# TASK BRIEF:
Read the lines below. Copy out any that hold the string "into".

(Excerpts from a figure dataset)
>> begin
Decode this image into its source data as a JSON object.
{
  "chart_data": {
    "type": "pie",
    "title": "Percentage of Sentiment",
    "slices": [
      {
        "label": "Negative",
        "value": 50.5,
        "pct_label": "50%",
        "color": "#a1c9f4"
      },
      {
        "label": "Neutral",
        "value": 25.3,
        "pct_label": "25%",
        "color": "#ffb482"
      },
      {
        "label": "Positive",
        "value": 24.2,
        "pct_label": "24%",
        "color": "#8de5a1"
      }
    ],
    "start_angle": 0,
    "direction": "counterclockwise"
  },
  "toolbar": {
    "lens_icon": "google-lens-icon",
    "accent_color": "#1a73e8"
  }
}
>> end
>> begin
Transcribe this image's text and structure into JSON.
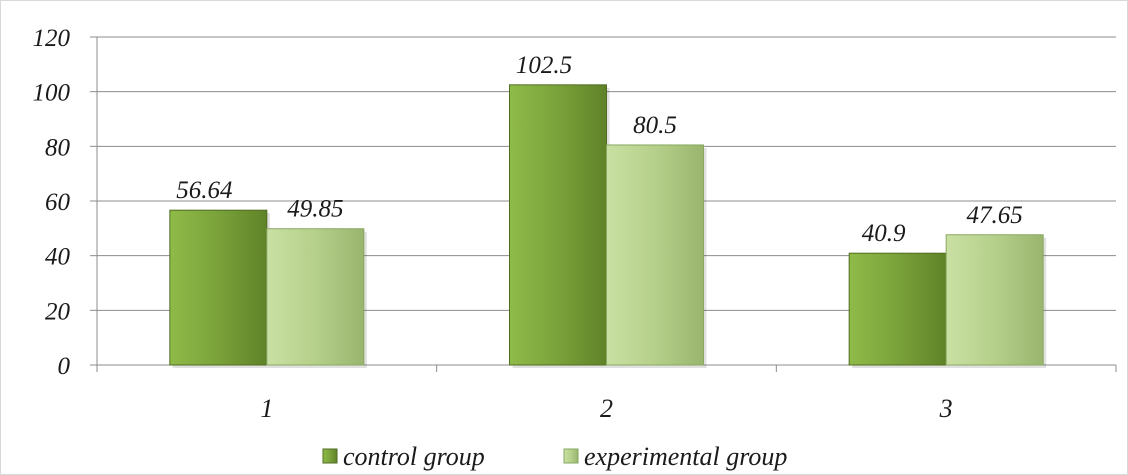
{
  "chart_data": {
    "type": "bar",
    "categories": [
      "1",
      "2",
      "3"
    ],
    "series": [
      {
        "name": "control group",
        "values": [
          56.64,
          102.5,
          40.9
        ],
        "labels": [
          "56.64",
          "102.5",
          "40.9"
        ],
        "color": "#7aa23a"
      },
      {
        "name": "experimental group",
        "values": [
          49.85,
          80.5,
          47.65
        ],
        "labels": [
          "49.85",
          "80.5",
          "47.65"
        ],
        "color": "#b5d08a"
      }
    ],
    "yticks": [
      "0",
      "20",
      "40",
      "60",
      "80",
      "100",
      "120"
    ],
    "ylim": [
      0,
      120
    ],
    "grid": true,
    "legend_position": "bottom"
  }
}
>> end
# SOLUTION:
Decode this image into its source data as a JSON object.
Transcribe this image's text and structure into JSON.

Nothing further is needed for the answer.